_Entries provided:_

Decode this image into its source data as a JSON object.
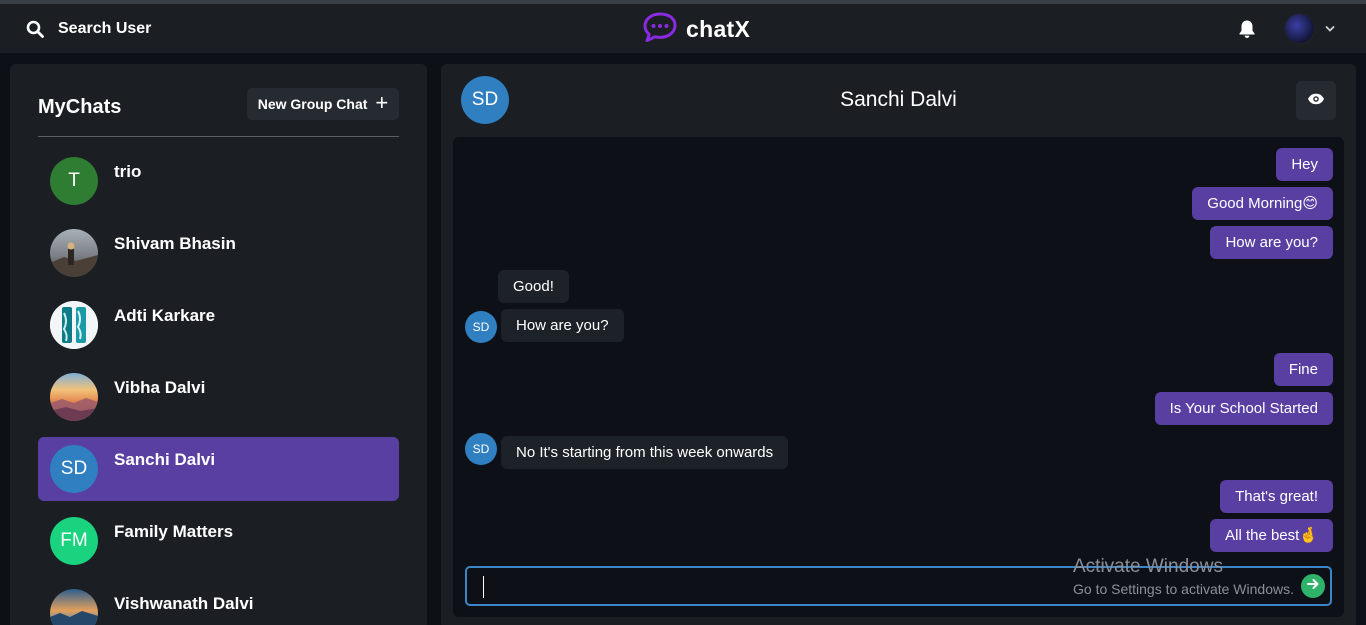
{
  "topbar": {
    "search_label": "Search User",
    "brand": "chatX",
    "icons": [
      "search-icon",
      "chat-bubble-logo-icon",
      "bell-icon",
      "chevron-down-icon"
    ]
  },
  "sidebar": {
    "title": "MyChats",
    "new_group_label": "New Group Chat",
    "new_group_icon": "+",
    "chats": [
      {
        "name": "trio",
        "initials": "T",
        "color": "#2e7d32",
        "active": false
      },
      {
        "name": "Shivam Bhasin",
        "initials": "",
        "color": "#6b6f73",
        "active": false
      },
      {
        "name": "Adti Karkare",
        "initials": "",
        "color": "#e8f3f6",
        "active": false
      },
      {
        "name": "Vibha Dalvi",
        "initials": "",
        "color": "#e39a5a",
        "active": false
      },
      {
        "name": "Sanchi Dalvi",
        "initials": "SD",
        "color": "#2f7fc1",
        "active": true
      },
      {
        "name": "Family Matters",
        "initials": "FM",
        "color": "#19d37e",
        "active": false
      },
      {
        "name": "Vishwanath Dalvi",
        "initials": "",
        "color": "#4a7ba6",
        "active": false
      }
    ]
  },
  "conversation": {
    "title": "Sanchi Dalvi",
    "avatar_initials": "SD",
    "messages": [
      {
        "text": "Hey",
        "sender": "me"
      },
      {
        "text": "Good Morning😊",
        "sender": "me"
      },
      {
        "text": "How are you?",
        "sender": "me"
      },
      {
        "text": "Good!",
        "sender": "them"
      },
      {
        "text": "How are you?",
        "sender": "them"
      },
      {
        "text": "Fine",
        "sender": "me"
      },
      {
        "text": "Is Your School Started",
        "sender": "me"
      },
      {
        "text": "No It's starting from this week onwards",
        "sender": "them"
      },
      {
        "text": "That's great!",
        "sender": "me"
      },
      {
        "text": "All the best🤞",
        "sender": "me"
      }
    ],
    "message_avatar_initials": "SD",
    "input_value": ""
  },
  "watermark": {
    "title": "Activate Windows",
    "subtitle": "Go to Settings to activate Windows."
  },
  "colors": {
    "accent": "#5a3fa3",
    "input_border": "#3a86c8",
    "send": "#2fb36b"
  }
}
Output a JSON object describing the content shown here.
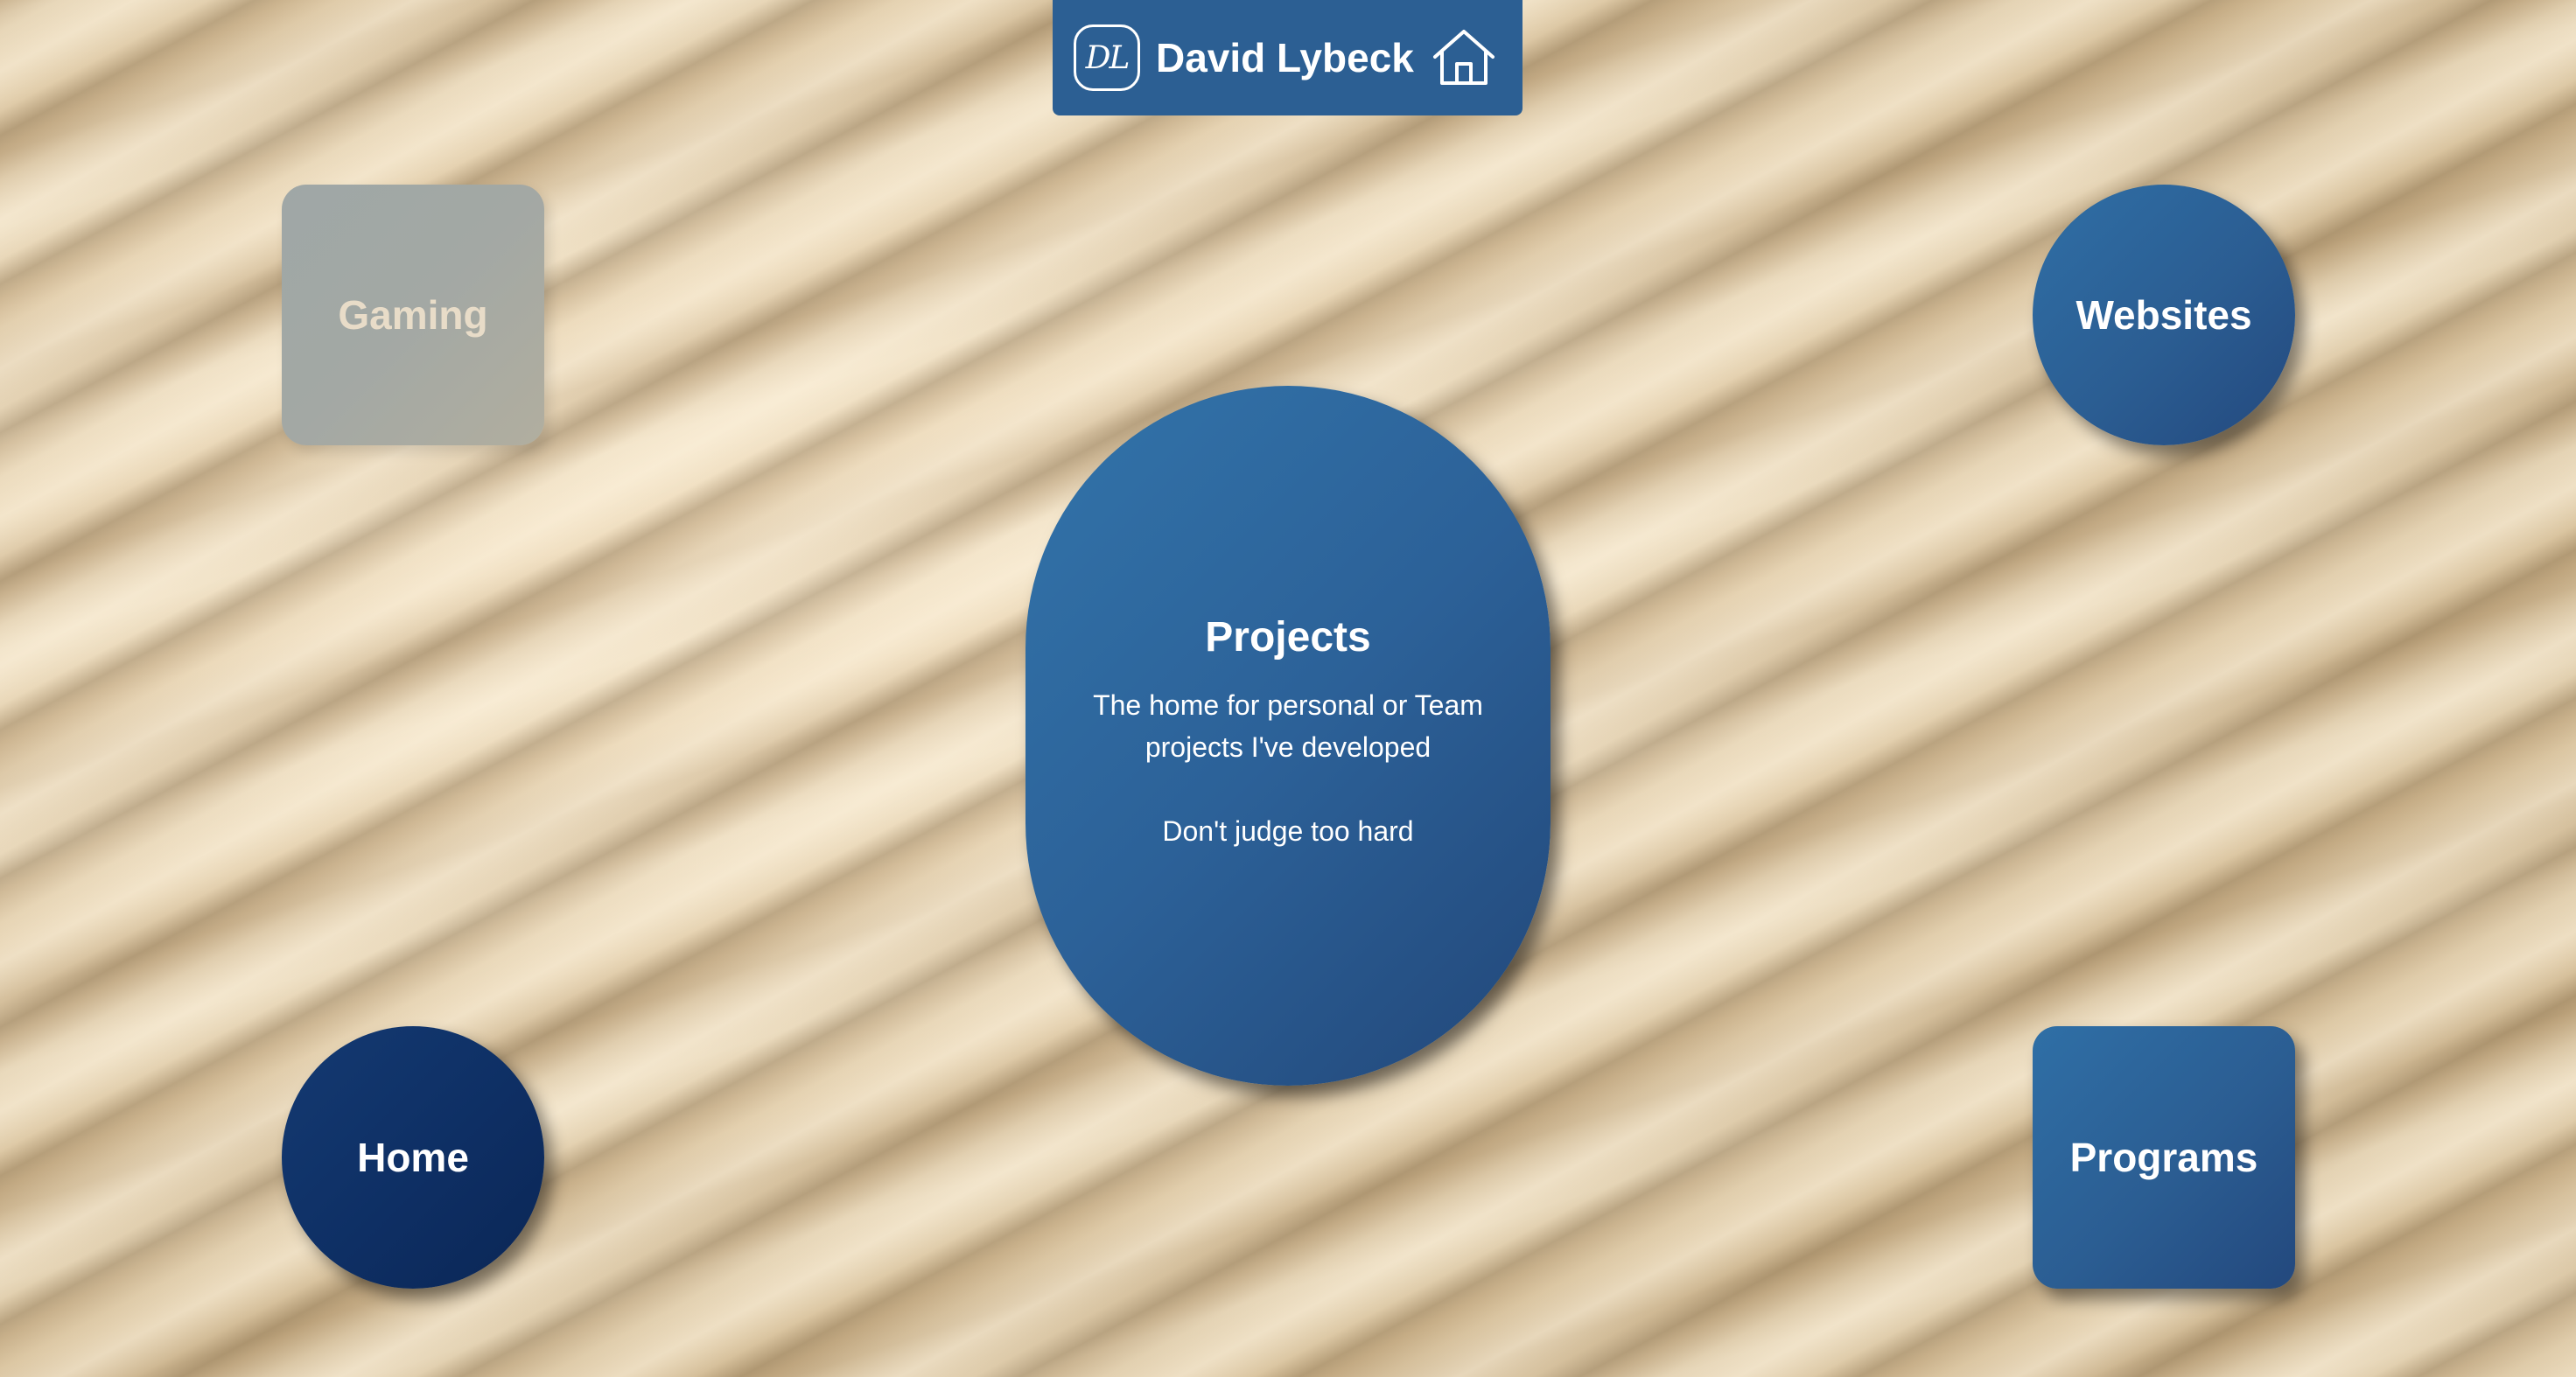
{
  "header": {
    "logo_text": "DL",
    "title": "David Lybeck",
    "home_icon": "home-icon"
  },
  "tiles": {
    "gaming": "Gaming",
    "websites": "Websites",
    "home": "Home",
    "programs": "Programs"
  },
  "projects": {
    "title": "Projects",
    "description": "The home for personal or Team projects I've developed",
    "note": "Don't judge too hard"
  },
  "colors": {
    "header_bg": "#2c5f93",
    "tile_blue": "#2b5d92",
    "home_navy": "#0e2f64",
    "gaming_gray": "#a3a8a4",
    "sand": "#dcc6a0"
  }
}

_Task directions:_ In the entries above, count each line that holds "this". Give the total and nothing else.

_Final result:_ 2